■ INPUT:
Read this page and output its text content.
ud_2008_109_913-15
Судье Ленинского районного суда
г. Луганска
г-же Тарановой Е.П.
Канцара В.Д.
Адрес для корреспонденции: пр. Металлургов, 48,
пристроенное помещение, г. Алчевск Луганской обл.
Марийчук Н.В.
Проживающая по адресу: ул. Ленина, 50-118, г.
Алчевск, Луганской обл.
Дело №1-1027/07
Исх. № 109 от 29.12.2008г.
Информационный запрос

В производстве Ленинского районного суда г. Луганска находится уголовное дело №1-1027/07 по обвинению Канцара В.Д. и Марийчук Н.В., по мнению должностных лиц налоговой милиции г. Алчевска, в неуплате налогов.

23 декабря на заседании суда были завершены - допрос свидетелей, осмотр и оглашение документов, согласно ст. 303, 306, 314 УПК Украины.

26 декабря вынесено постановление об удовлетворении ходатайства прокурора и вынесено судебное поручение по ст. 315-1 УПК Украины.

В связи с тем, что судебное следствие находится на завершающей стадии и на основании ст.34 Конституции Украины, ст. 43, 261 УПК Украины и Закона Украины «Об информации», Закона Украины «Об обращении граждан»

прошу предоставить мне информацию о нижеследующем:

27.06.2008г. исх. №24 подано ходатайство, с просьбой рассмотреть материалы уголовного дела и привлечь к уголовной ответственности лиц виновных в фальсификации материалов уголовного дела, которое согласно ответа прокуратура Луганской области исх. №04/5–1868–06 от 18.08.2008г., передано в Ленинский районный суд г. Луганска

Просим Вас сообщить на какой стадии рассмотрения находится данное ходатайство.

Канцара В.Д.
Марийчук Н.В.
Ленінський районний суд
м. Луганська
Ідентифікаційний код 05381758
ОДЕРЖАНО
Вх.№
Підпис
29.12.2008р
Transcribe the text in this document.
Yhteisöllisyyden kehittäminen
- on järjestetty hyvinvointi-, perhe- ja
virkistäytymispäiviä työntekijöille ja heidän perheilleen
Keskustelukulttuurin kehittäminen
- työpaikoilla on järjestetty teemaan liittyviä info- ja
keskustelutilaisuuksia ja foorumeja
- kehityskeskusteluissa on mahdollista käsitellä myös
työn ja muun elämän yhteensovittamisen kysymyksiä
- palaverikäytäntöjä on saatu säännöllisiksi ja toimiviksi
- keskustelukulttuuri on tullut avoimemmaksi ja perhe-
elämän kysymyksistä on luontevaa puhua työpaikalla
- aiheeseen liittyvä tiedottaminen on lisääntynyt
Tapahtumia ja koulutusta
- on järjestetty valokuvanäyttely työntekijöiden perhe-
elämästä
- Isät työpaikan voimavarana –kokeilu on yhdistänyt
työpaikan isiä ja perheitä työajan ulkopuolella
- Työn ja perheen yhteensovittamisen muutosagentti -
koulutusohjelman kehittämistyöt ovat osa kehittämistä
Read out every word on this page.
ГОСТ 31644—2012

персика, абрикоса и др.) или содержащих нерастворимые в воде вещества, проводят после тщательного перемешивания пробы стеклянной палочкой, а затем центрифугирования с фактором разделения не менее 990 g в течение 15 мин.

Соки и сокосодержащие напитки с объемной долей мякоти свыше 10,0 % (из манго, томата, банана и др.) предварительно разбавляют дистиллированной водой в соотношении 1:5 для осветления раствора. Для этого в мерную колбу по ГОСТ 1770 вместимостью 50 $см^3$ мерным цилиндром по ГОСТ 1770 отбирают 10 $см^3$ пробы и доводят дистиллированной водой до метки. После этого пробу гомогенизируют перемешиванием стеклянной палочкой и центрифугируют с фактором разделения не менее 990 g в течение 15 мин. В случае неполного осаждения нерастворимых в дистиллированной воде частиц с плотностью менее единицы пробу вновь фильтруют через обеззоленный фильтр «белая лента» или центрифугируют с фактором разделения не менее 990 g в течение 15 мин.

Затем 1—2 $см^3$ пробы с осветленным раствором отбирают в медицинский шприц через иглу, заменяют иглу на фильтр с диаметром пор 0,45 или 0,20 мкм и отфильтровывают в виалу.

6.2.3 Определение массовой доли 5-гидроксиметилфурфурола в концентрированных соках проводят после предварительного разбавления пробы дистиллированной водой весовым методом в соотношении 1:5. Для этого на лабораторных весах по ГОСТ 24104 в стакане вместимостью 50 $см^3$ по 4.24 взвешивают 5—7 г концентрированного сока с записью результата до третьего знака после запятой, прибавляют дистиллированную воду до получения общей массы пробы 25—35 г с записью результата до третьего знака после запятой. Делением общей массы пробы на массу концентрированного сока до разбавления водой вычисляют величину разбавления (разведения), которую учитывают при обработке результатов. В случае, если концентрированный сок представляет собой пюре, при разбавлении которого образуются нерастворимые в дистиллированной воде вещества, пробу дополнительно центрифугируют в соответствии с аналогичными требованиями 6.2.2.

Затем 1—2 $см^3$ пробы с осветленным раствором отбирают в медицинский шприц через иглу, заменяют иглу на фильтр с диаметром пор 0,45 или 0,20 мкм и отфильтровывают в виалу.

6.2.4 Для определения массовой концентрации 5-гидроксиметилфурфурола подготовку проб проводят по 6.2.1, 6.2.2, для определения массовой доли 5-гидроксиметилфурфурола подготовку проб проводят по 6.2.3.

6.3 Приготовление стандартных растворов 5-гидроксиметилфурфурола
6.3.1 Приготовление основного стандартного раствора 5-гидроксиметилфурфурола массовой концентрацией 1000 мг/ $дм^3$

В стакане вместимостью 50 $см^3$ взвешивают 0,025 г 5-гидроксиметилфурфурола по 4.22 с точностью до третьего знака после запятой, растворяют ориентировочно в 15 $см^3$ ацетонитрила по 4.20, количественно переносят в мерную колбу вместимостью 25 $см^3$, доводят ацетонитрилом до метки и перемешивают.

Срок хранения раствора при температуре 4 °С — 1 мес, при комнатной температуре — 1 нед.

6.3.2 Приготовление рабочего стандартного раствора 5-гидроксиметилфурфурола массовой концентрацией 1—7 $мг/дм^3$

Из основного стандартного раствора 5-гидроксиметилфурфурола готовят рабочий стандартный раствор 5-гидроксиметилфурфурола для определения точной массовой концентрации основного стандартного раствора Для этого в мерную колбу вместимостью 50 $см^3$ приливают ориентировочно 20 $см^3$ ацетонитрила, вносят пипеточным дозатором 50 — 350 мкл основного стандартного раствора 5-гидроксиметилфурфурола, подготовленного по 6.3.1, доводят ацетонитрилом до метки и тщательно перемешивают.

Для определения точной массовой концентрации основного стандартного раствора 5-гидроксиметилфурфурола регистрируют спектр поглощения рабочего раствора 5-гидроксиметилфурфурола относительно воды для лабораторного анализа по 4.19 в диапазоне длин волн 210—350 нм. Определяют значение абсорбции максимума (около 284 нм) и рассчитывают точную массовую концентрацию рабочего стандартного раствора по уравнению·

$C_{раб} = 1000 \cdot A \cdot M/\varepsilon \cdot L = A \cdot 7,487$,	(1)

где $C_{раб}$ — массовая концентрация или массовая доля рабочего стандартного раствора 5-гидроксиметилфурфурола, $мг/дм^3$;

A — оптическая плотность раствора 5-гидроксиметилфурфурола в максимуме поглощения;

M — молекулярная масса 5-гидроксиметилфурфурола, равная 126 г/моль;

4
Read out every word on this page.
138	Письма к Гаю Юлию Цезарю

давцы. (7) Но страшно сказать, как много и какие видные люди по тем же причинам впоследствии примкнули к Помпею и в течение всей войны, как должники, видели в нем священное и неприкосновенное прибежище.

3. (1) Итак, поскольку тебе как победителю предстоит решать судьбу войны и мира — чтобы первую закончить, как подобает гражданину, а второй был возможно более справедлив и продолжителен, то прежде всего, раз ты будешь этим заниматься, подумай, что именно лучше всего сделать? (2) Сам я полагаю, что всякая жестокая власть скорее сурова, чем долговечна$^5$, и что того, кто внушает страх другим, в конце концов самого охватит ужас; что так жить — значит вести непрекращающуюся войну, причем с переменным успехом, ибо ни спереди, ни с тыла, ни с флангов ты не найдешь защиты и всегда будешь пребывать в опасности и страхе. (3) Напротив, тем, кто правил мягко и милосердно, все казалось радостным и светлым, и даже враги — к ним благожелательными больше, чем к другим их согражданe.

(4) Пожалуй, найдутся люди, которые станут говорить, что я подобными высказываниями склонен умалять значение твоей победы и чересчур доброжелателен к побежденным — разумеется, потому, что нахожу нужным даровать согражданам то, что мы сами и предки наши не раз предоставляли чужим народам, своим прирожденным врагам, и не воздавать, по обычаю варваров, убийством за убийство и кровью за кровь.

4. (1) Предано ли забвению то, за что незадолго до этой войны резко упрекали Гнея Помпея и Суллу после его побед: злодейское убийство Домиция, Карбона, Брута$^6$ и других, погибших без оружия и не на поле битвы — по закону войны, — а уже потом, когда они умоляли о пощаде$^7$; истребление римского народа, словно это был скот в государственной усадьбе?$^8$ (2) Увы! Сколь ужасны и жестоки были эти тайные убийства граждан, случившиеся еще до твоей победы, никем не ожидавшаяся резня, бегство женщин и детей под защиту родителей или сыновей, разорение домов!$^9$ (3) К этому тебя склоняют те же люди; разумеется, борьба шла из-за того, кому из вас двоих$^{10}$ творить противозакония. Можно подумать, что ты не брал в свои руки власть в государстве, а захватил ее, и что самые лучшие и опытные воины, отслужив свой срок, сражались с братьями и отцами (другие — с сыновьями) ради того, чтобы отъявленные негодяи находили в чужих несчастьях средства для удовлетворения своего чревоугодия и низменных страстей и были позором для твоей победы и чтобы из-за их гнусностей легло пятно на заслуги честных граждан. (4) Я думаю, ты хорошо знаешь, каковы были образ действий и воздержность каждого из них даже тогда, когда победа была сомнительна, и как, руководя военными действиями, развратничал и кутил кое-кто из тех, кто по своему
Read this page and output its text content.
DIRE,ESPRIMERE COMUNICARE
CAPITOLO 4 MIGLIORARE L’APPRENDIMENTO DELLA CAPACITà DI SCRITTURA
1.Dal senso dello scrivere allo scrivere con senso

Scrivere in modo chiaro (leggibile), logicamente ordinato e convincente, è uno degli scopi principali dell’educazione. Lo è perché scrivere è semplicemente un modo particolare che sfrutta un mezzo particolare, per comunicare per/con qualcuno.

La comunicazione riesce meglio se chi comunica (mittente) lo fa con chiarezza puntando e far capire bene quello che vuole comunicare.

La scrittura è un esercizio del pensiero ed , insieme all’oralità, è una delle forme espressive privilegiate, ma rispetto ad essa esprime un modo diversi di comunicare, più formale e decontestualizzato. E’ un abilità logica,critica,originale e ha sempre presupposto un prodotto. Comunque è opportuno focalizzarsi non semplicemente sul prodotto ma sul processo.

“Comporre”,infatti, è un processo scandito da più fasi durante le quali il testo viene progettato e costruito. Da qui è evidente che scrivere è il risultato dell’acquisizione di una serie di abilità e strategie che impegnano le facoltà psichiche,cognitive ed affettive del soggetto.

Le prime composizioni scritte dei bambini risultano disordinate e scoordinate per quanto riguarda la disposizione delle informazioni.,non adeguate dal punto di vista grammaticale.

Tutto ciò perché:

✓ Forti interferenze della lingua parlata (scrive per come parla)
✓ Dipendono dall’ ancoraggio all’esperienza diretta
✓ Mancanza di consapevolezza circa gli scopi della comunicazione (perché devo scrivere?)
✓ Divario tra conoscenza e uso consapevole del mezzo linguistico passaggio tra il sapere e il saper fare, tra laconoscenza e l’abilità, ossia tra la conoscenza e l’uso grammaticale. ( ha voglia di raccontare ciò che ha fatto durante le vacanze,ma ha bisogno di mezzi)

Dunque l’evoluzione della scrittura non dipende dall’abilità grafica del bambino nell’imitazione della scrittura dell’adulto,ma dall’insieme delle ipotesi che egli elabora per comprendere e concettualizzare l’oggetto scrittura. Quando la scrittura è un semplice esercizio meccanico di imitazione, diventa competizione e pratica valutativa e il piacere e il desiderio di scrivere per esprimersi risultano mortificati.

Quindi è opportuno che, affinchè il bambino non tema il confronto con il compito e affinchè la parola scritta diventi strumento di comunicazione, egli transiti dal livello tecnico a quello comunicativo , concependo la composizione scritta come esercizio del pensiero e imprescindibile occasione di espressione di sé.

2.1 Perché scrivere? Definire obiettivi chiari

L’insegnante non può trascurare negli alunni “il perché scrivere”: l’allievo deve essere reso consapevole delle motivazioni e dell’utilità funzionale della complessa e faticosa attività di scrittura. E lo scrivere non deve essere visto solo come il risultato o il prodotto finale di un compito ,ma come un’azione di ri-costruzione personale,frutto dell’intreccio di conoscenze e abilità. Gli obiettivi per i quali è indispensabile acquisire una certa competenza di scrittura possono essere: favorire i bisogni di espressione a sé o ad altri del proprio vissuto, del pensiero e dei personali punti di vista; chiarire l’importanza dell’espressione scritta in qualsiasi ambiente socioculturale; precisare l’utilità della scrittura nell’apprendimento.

■ BRIEF: Make a copy of each line that contains the string "vista".

■ ANSWER TO THE PROBLEM:
Le prime composizioni scritte dei bambini risultano disordinate e scoordinate per quanto riguarda la disposizione delle informazioni.,non adeguate dal punto di vista grammaticale.
L’insegnante non può trascurare negli alunni “il perché scrivere”: l’allievo deve essere reso consapevole delle motivazioni e dell’utilità funzionale della complessa e faticosa attività di scrittura. E lo scrivere non deve essere visto solo come il risultato o il prodotto finale di un compito ,ma come un’azione di ri-costruzione personale,frutto dell’intreccio di conoscenze e abilità. Gli obiettivi per i quali è indispensabile acquisire una certa competenza di scrittura possono essere: favorire i bisogni di espressione a sé o ad altri del proprio vissuto, del pensiero e dei personali punti di vista; chiarire l’importanza dell’espressione scritta in qualsiasi ambiente socioculturale; precisare l’utilità della scrittura nell’apprendimento.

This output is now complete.